Part of a data file:
++++
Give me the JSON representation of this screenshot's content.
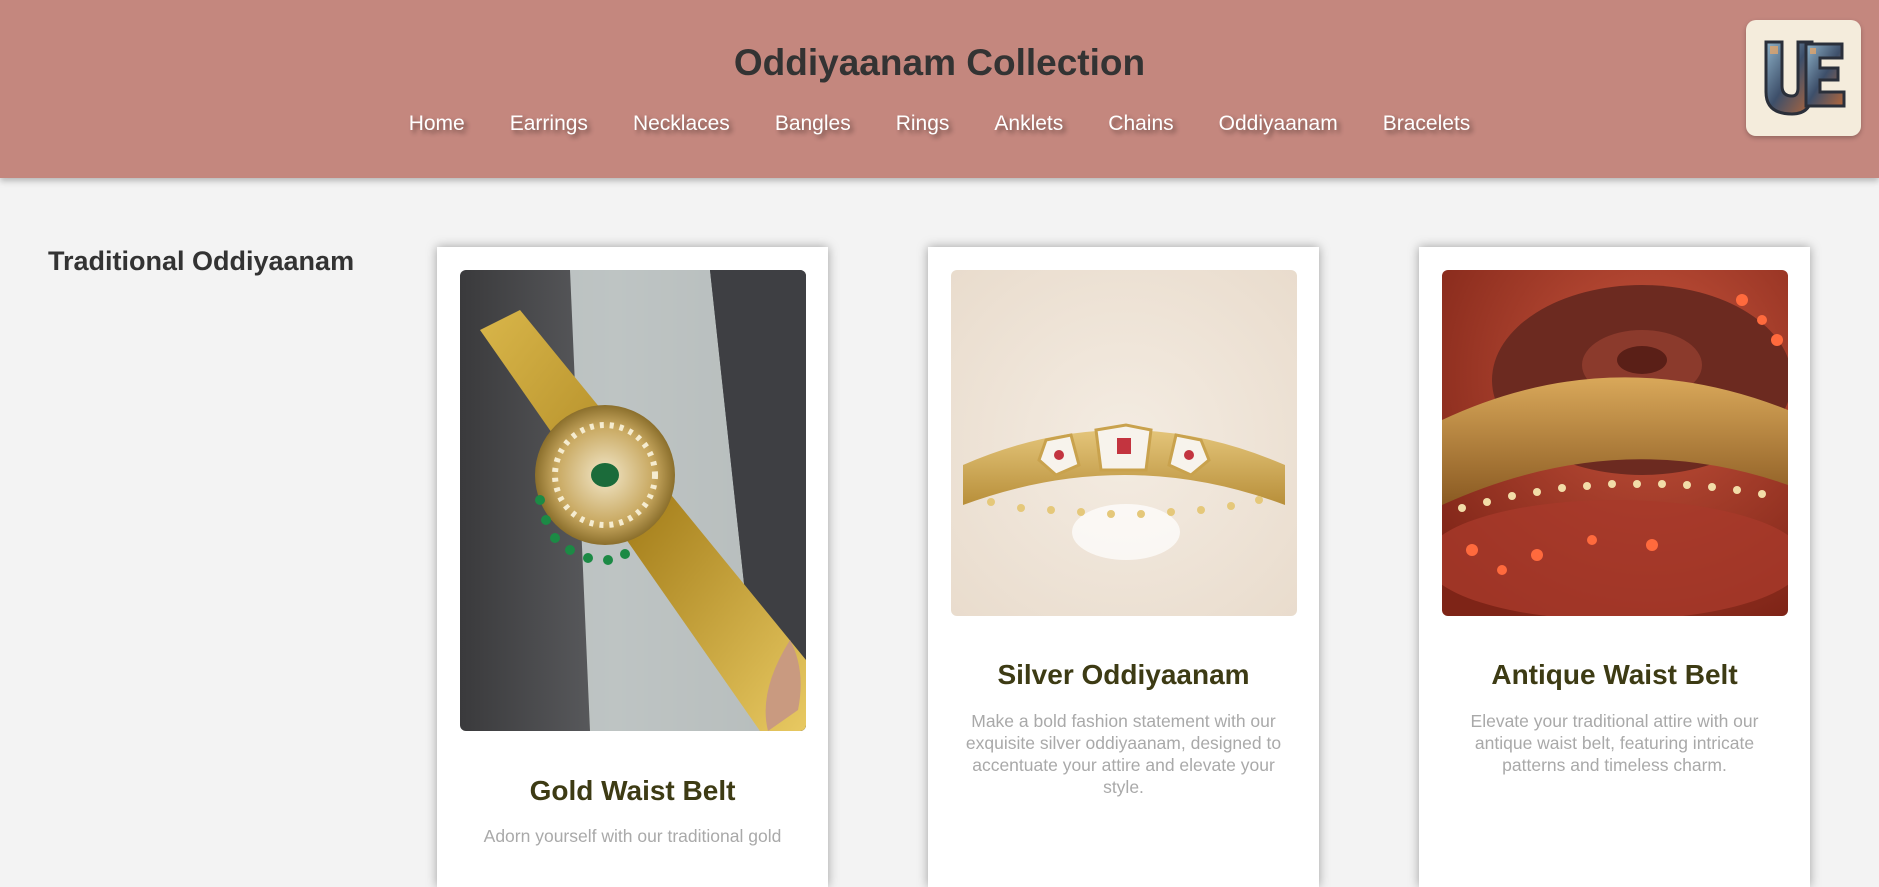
{
  "header": {
    "title": "Oddiyaanam Collection",
    "nav": [
      "Home",
      "Earrings",
      "Necklaces",
      "Bangles",
      "Rings",
      "Anklets",
      "Chains",
      "Oddiyaanam",
      "Bracelets"
    ],
    "logo_text": "UE"
  },
  "section": {
    "title": "Traditional Oddiyaanam"
  },
  "cards": [
    {
      "title": "Gold Waist Belt",
      "description": "Adorn yourself with our traditional gold"
    },
    {
      "title": "Silver Oddiyaanam",
      "description": "Make a bold fashion statement with our exquisite silver oddiyaanam, designed to accentuate your attire and elevate your style."
    },
    {
      "title": "Antique Waist Belt",
      "description": "Elevate your traditional attire with our antique waist belt, featuring intricate patterns and timeless charm."
    }
  ],
  "colors": {
    "header_bg": "#c4877e",
    "page_bg": "#f3f3f3",
    "card_title": "#3d3b14",
    "card_desc": "#a9a9a9"
  }
}
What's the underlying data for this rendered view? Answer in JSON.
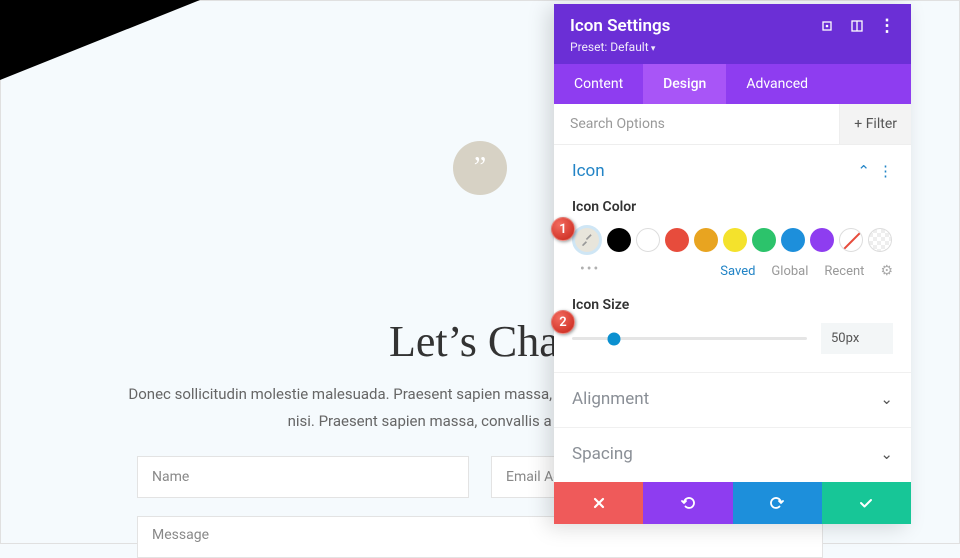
{
  "page": {
    "heading": "Let’s Chat",
    "subtext": "Donec sollicitudin molestie malesuada. Praesent sapien massa, convallis a pellentesque nec, egestas non nisi. Praesent sapien massa, convallis a pellentesque nec.",
    "name_ph": "Name",
    "email_ph": "Email Address",
    "message_ph": "Message",
    "quote_glyph": "”"
  },
  "panel": {
    "title": "Icon Settings",
    "preset": "Preset: Default",
    "tabs": [
      "Content",
      "Design",
      "Advanced"
    ],
    "active_tab": 1,
    "search_ph": "Search Options",
    "filter_label": "+  Filter",
    "sections": {
      "icon": {
        "title": "Icon",
        "open": true
      },
      "alignment": {
        "title": "Alignment"
      },
      "spacing": {
        "title": "Spacing"
      }
    },
    "icon_color_label": "Icon Color",
    "palette_tabs": [
      "Saved",
      "Global",
      "Recent"
    ],
    "palette_active": 0,
    "swatches": [
      "eyedrop",
      "#000000",
      "#ffffff",
      "#e74c3c",
      "#e8a420",
      "#f4e22c",
      "#2cc36b",
      "#1d8fdb",
      "#8e3df0",
      "none",
      "trans"
    ],
    "icon_size_label": "Icon Size",
    "icon_size_value": "50px"
  },
  "annotations": {
    "1": "1",
    "2": "2"
  }
}
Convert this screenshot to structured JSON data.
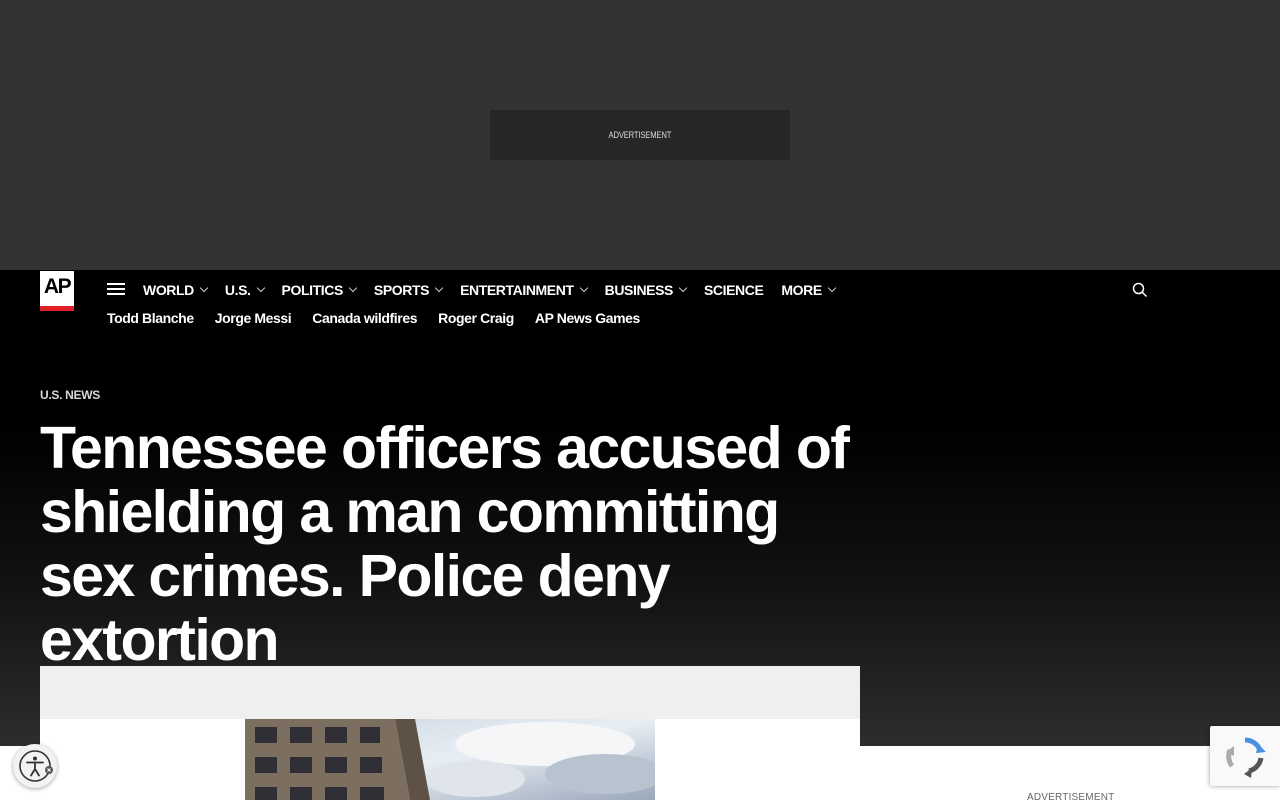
{
  "ad_top": {
    "label": "ADVERTISEMENT"
  },
  "header": {
    "logo_text": "AP",
    "nav": [
      {
        "label": "WORLD",
        "has_dropdown": true
      },
      {
        "label": "U.S.",
        "has_dropdown": true
      },
      {
        "label": "POLITICS",
        "has_dropdown": true
      },
      {
        "label": "SPORTS",
        "has_dropdown": true
      },
      {
        "label": "ENTERTAINMENT",
        "has_dropdown": true
      },
      {
        "label": "BUSINESS",
        "has_dropdown": true
      },
      {
        "label": "SCIENCE",
        "has_dropdown": false
      },
      {
        "label": "MORE",
        "has_dropdown": true
      }
    ],
    "trending": [
      "Todd Blanche",
      "Jorge Messi",
      "Canada wildfires",
      "Roger Craig",
      "AP News Games"
    ]
  },
  "article": {
    "section": "U.S. NEWS",
    "headline": "Tennessee officers accused of shielding a man committing sex crimes. Police deny extortion"
  },
  "ad_side": {
    "label": "ADVERTISEMENT"
  },
  "colors": {
    "accent_red": "#e31e26",
    "header_bg": "#000000",
    "ad_bg": "#333333"
  },
  "icons": [
    "menu-icon",
    "chevron-down-icon",
    "search-icon",
    "accessibility-icon",
    "recaptcha-icon"
  ]
}
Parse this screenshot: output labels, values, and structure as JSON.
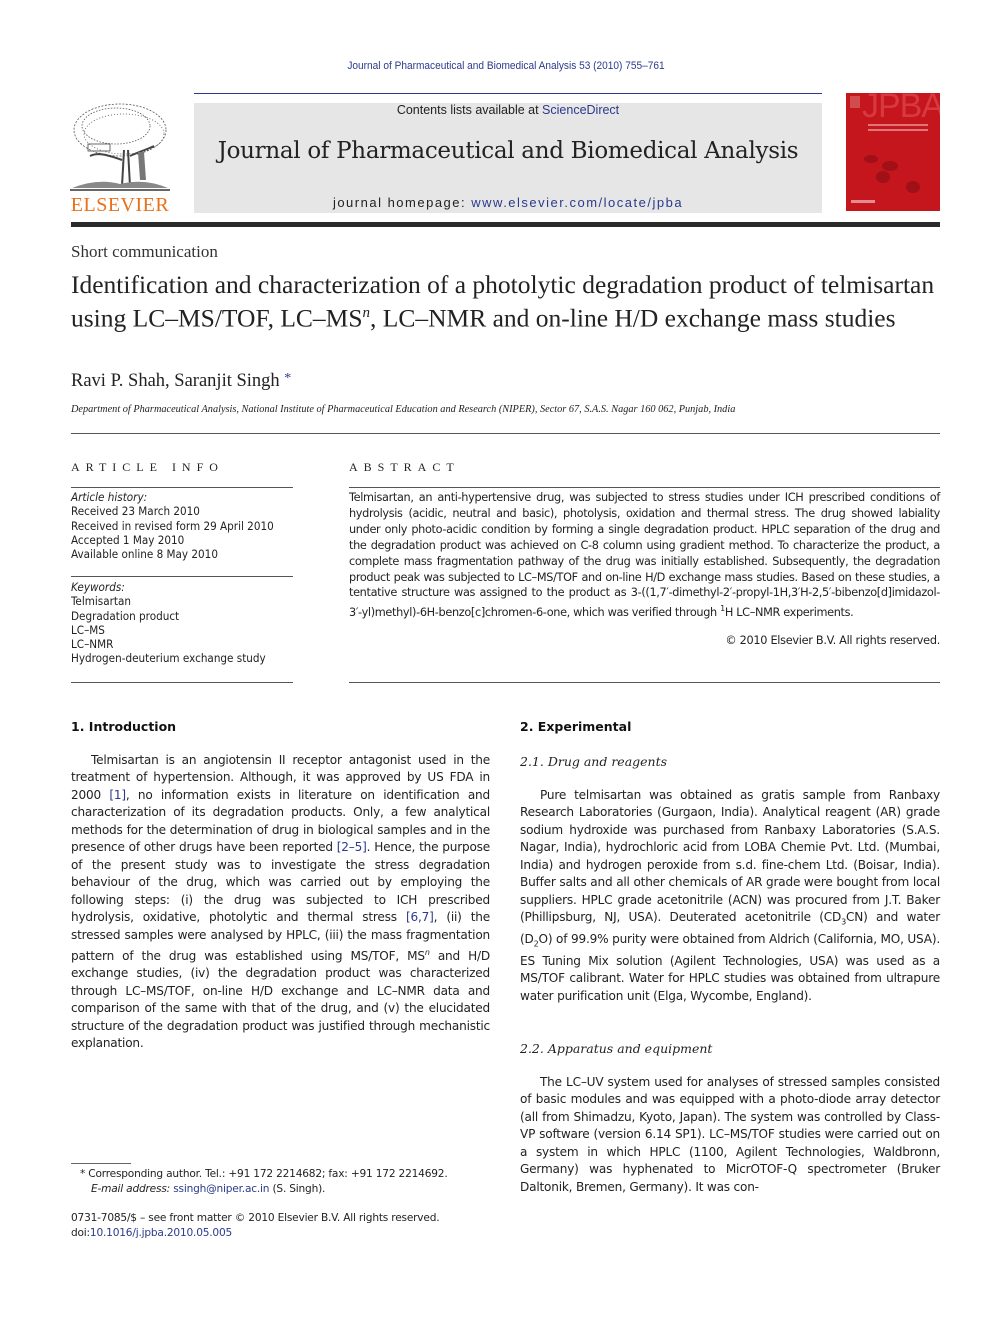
++++
Find every line in the records that has the string "this", then state how many there are and nothing else.

4